> [DESCRIPTION OF THE TASK]: Check each line of the material below, and copy it if it holds the string "ВОЕННОСЛУЖАЩЕГО".

— START MATERIAL PROVIDED —

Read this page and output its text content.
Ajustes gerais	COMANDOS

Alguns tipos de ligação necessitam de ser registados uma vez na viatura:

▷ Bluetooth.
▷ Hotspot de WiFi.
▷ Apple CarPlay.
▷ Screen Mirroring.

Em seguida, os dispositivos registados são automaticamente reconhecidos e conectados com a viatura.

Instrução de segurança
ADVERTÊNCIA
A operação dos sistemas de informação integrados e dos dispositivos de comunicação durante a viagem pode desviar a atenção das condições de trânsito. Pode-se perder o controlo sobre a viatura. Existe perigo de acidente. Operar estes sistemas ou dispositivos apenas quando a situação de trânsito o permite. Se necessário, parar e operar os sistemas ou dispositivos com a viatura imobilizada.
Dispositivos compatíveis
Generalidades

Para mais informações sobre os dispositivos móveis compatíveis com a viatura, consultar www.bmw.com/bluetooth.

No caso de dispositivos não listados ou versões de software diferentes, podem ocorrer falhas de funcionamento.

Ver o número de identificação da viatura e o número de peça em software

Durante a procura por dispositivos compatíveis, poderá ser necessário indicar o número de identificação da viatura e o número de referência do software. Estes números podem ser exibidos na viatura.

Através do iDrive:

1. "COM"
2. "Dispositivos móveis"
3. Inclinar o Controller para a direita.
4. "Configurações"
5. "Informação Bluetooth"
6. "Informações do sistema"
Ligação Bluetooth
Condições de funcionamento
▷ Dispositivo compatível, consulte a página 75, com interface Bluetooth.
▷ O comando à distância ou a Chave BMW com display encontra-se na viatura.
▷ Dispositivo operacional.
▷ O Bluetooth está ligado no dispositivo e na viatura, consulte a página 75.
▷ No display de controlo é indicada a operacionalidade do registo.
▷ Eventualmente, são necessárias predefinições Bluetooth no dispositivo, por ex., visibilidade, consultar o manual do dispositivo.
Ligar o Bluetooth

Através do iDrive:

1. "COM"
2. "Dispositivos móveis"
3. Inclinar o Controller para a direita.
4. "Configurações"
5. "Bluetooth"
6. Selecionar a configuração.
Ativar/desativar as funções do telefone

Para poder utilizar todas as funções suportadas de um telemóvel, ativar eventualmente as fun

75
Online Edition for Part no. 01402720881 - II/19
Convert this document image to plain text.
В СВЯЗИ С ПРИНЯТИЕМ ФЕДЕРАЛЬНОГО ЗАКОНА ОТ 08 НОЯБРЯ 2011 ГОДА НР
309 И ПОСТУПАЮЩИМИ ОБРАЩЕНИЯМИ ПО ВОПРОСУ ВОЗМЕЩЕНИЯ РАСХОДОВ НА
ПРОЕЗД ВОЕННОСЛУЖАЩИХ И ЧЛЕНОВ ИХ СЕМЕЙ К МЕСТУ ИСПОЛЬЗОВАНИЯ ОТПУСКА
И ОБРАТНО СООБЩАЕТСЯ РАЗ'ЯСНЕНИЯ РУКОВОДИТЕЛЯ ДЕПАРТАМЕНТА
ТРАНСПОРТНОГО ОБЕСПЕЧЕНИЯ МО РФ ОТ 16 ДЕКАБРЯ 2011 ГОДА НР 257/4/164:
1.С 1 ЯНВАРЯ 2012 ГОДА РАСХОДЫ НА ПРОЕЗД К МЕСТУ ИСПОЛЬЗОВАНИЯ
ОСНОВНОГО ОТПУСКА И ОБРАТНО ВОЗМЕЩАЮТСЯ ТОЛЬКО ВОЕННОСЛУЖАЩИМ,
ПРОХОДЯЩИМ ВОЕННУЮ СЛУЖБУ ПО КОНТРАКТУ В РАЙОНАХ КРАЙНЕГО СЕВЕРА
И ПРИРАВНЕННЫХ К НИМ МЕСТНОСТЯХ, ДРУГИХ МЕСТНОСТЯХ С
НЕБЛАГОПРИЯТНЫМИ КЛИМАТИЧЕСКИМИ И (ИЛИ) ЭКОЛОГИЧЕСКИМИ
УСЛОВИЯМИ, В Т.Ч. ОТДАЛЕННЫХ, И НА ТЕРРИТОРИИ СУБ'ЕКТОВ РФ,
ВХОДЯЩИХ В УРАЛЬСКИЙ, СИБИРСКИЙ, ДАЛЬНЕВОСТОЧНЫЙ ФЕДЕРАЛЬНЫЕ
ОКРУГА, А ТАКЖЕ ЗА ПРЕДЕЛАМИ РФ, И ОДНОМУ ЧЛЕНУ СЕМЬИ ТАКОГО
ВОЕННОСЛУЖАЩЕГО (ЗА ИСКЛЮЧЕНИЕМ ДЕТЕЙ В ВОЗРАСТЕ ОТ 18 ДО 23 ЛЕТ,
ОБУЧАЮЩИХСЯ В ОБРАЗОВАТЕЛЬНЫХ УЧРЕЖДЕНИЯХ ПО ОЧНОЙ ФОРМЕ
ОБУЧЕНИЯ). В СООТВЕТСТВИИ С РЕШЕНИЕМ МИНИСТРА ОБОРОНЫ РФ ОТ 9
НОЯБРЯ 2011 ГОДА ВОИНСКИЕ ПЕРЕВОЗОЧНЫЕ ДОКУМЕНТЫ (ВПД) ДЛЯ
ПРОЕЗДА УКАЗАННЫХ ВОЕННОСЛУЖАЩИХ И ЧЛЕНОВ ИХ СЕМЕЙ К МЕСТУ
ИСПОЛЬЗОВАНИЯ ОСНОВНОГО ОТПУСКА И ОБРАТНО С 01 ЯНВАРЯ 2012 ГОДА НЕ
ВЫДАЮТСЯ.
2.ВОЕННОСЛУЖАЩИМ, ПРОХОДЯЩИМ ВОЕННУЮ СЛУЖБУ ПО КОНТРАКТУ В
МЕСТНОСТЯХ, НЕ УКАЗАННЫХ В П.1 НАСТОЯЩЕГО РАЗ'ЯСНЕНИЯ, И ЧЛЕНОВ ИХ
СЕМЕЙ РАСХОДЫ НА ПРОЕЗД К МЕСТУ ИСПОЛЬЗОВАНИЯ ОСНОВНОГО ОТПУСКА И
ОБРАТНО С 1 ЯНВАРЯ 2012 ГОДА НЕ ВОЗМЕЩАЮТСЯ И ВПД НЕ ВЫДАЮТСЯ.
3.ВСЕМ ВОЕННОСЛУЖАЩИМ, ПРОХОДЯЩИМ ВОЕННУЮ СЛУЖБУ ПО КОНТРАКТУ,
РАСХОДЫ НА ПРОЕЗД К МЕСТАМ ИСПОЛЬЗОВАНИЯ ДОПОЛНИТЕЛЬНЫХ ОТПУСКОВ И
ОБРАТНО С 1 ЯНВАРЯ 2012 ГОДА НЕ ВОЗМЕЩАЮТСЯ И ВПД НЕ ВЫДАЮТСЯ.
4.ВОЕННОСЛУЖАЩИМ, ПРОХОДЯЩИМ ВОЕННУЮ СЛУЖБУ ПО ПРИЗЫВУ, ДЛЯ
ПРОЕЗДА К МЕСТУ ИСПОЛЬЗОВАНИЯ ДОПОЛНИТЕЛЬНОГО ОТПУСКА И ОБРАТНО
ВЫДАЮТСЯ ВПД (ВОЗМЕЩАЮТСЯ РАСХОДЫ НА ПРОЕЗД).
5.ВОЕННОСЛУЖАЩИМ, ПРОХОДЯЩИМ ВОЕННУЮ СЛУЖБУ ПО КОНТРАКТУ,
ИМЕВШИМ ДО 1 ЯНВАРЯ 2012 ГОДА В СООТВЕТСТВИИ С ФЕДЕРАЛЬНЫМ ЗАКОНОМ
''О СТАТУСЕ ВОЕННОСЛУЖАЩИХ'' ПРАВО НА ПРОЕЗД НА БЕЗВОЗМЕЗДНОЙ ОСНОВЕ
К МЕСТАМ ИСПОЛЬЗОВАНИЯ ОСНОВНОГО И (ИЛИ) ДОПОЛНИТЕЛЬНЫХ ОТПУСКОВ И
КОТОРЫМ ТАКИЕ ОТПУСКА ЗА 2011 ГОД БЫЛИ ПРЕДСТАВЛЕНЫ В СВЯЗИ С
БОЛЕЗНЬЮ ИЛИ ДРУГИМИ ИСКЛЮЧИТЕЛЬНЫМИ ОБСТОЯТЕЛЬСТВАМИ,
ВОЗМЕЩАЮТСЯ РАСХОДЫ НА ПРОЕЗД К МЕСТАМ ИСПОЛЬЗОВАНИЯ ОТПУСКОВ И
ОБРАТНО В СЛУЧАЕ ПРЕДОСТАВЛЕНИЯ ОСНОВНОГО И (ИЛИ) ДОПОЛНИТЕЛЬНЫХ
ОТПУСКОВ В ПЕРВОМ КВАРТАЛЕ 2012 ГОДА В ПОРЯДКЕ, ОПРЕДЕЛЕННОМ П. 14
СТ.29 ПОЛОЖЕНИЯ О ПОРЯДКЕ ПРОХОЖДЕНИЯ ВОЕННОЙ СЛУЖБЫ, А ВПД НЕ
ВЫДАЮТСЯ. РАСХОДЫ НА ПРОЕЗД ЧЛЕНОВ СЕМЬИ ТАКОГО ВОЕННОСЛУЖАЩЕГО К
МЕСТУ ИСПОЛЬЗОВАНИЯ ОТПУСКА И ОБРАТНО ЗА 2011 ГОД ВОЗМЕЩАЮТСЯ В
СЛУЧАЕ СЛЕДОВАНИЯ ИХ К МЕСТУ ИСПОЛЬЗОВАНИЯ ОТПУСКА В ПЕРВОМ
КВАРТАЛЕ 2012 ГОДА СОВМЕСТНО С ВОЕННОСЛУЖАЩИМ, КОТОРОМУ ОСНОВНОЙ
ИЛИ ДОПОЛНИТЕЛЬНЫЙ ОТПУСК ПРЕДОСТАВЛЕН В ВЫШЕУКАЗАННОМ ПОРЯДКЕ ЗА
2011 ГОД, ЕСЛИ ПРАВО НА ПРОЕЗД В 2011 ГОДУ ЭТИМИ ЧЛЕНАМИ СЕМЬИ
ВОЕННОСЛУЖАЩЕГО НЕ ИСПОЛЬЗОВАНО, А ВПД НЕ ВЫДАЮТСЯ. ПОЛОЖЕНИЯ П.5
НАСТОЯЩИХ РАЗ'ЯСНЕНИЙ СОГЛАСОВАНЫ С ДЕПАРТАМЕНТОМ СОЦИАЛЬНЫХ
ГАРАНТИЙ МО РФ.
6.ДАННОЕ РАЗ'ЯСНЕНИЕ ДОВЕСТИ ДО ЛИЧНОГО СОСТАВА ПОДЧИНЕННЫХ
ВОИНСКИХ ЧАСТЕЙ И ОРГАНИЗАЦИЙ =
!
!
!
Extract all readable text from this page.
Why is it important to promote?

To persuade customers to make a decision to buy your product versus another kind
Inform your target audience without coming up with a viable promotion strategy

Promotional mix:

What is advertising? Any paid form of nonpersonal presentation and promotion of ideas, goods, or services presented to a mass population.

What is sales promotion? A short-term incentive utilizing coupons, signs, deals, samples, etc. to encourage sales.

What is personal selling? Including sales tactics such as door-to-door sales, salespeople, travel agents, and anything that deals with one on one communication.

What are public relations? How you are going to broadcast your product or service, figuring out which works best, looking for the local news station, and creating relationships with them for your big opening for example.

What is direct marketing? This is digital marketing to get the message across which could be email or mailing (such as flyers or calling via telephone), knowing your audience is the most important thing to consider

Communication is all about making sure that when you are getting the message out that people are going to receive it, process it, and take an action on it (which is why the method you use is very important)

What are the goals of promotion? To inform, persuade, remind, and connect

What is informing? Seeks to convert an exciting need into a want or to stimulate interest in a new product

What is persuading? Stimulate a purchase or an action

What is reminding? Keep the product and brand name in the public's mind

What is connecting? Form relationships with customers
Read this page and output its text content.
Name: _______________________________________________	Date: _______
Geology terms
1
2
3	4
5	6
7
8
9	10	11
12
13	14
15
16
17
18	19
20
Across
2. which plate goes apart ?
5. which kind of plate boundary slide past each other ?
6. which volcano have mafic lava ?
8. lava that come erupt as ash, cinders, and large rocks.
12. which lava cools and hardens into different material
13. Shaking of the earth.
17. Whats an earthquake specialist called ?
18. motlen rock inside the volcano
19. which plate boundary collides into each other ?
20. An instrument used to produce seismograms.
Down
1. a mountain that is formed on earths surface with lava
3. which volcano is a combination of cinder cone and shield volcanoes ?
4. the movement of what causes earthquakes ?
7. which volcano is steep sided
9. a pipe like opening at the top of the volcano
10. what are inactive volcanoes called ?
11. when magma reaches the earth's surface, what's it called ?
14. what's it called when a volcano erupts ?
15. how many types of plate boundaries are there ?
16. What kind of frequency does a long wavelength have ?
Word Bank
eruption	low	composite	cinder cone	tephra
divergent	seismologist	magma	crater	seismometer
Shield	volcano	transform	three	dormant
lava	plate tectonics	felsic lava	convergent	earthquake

— END MATERIAL PROVIDED —

> [COMPLETED EXERCISE]:
ВОЕННОСЛУЖАЩЕГО (ЗА ИСКЛЮЧЕНИЕМ ДЕТЕЙ В ВОЗРАСТЕ ОТ 18 ДО 23 ЛЕТ,
ВЫДАЮТСЯ. РАСХОДЫ НА ПРОЕЗД ЧЛЕНОВ СЕМЬИ ТАКОГО ВОЕННОСЛУЖАЩЕГО К
ВОЕННОСЛУЖАЩЕГО НЕ ИСПОЛЬЗОВАНО, А ВПД НЕ ВЫДАЮТСЯ. ПОЛОЖЕНИЯ П.5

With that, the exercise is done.